#### [INPUT MATERIAL]
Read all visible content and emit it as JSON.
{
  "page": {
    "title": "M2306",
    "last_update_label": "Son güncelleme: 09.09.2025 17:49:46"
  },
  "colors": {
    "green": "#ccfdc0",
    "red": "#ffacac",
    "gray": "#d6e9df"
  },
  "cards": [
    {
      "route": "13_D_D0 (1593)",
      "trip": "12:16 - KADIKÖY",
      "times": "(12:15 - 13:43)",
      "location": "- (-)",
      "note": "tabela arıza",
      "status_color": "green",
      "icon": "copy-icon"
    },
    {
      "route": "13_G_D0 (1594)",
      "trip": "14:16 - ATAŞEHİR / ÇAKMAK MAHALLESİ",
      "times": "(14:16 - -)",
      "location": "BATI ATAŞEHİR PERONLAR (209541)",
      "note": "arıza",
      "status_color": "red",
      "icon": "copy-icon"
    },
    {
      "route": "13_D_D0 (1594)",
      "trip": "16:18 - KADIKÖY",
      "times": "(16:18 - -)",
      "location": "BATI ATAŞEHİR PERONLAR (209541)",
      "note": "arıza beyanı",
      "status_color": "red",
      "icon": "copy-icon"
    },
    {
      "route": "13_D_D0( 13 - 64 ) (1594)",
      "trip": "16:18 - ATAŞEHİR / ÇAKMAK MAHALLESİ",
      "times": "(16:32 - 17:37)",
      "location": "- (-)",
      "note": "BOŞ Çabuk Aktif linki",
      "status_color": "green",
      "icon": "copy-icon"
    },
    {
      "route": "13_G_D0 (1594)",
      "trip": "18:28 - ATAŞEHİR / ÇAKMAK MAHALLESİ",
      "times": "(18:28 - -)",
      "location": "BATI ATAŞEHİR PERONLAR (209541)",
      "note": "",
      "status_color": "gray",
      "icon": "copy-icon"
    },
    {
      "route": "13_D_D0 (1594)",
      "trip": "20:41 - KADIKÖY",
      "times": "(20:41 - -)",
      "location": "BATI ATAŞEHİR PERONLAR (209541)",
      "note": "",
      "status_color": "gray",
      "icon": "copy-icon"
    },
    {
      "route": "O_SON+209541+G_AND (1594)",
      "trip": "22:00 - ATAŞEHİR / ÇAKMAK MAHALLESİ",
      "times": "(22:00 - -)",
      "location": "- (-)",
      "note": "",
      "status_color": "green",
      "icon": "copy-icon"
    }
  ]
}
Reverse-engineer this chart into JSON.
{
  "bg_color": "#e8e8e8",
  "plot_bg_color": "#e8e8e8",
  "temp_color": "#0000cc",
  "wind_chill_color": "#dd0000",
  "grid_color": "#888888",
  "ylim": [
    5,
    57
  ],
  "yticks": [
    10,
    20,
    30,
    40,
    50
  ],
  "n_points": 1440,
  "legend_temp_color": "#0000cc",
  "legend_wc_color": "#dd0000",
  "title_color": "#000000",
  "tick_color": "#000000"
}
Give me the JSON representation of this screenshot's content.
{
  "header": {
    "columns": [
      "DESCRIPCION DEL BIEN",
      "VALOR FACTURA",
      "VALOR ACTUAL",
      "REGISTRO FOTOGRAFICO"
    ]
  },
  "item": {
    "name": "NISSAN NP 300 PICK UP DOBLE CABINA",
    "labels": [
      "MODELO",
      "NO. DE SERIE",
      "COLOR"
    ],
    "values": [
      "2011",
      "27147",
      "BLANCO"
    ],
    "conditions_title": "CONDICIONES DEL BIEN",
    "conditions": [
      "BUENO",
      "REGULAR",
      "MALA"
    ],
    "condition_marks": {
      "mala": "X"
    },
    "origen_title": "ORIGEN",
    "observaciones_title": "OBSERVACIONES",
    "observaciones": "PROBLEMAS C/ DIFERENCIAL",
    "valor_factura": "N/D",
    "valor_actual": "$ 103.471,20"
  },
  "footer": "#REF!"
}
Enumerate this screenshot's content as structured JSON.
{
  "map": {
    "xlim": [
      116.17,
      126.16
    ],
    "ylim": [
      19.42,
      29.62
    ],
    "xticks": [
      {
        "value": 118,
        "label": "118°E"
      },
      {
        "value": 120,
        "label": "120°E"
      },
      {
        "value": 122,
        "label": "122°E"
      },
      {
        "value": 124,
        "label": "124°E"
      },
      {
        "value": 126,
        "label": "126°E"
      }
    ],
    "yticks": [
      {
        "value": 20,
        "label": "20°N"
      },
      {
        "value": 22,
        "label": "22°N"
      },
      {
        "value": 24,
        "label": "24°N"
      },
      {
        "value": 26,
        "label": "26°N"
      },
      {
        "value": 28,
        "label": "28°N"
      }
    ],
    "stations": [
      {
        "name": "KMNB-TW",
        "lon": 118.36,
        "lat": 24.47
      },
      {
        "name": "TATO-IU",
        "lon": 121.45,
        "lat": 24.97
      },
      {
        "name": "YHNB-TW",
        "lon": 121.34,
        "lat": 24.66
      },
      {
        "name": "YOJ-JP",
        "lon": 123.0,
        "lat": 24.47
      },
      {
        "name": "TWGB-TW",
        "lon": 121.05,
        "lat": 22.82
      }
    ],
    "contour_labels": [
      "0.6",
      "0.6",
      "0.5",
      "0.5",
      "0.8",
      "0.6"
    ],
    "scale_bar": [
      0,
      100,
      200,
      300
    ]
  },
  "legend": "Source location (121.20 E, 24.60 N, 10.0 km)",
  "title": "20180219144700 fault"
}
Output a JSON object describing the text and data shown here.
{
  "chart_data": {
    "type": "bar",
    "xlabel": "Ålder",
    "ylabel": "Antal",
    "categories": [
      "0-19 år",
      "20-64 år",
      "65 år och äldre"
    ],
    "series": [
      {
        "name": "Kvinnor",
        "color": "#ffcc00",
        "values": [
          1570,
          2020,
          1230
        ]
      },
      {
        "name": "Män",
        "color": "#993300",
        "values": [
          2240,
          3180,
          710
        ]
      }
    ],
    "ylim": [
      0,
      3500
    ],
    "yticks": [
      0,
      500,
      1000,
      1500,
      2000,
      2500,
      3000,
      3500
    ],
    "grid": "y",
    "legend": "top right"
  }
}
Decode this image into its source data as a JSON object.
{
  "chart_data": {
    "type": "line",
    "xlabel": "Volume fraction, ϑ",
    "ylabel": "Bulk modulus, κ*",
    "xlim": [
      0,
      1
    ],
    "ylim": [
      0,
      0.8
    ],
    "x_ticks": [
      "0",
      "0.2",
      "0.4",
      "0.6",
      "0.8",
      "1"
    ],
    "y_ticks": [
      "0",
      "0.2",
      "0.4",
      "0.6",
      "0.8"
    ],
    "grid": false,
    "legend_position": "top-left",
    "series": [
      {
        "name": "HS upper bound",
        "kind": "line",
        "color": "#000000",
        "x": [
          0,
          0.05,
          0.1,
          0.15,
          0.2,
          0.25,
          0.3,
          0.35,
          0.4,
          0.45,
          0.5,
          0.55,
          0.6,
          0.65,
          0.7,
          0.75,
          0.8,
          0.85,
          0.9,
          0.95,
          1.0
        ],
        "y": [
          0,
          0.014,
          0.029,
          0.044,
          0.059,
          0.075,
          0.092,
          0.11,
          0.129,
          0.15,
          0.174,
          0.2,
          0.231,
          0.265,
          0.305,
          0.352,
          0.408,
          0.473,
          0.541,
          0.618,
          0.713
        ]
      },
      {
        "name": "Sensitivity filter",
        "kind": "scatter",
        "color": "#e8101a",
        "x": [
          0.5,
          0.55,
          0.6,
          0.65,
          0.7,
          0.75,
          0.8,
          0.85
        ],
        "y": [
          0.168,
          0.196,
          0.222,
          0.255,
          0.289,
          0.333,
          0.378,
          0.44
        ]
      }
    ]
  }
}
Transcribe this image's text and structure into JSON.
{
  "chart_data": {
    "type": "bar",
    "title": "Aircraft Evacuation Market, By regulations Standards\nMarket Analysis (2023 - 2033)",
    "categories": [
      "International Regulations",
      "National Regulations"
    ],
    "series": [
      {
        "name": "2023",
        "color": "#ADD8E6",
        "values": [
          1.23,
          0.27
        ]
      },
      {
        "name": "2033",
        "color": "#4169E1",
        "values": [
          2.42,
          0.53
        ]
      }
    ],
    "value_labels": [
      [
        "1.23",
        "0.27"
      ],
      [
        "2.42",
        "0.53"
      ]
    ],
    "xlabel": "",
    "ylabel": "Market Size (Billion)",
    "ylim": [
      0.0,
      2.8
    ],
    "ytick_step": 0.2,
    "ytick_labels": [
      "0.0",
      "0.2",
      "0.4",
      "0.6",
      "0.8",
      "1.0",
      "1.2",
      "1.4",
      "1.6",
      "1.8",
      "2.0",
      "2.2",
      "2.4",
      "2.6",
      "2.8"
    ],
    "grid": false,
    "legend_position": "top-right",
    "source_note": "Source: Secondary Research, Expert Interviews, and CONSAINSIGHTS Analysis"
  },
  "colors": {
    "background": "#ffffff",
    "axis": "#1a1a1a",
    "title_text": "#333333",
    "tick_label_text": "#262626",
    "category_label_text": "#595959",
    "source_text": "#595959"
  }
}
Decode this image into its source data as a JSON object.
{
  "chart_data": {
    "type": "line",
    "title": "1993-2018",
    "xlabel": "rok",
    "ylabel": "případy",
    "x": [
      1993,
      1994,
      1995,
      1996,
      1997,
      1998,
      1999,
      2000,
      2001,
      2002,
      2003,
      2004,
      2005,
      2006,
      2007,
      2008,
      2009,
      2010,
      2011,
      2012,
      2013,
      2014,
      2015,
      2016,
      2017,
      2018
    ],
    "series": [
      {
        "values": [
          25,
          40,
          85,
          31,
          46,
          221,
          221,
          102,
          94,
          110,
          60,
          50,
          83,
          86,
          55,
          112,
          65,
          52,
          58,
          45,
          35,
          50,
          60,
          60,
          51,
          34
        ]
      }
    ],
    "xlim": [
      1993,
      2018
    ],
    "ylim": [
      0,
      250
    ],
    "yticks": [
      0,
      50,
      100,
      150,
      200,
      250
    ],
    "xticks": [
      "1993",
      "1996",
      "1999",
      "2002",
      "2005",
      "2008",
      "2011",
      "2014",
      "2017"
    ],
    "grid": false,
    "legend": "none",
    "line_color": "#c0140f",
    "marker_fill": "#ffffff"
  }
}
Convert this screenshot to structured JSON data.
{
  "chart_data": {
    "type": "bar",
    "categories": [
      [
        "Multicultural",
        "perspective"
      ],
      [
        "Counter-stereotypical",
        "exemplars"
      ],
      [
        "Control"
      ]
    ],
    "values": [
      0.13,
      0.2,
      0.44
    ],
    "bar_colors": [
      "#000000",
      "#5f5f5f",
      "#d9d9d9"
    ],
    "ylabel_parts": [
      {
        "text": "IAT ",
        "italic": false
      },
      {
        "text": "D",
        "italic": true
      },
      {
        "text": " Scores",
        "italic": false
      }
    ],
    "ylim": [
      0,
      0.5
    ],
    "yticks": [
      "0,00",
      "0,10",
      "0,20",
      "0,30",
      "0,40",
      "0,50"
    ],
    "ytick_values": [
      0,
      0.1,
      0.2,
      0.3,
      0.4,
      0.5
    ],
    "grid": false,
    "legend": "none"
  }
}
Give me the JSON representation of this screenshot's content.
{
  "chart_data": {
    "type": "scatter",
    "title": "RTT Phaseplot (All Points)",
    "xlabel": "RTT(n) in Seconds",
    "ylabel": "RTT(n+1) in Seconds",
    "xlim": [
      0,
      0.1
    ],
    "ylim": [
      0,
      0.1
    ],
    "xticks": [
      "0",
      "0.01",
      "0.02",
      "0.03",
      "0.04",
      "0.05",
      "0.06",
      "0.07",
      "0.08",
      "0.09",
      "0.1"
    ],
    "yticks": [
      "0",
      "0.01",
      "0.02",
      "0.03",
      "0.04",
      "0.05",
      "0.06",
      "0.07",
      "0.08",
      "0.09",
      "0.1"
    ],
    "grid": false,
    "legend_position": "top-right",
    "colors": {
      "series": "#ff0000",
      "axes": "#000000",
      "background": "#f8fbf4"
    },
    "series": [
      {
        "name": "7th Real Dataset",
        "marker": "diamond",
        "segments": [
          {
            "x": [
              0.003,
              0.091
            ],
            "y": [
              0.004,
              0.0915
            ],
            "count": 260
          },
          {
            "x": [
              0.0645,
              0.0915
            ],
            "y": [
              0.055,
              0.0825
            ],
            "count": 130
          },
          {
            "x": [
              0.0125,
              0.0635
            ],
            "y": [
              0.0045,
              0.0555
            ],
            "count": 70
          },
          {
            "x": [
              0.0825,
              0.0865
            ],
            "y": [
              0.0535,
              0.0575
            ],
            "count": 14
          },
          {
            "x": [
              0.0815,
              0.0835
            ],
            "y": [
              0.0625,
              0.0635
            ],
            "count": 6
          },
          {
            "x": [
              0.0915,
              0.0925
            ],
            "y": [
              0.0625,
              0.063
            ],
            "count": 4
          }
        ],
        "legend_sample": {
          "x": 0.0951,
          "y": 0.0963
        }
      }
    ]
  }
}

#### [DO THIS]
Show each line in the entries that holds the string "into".

#### [RESULT FOR THIS TASK]
Reverse-engineer this chart into JSON.
Decode this image into its source data as a JSON object.
Transcribe this image's text and structure into JSON.
Decode this image into its source data as a JSON object.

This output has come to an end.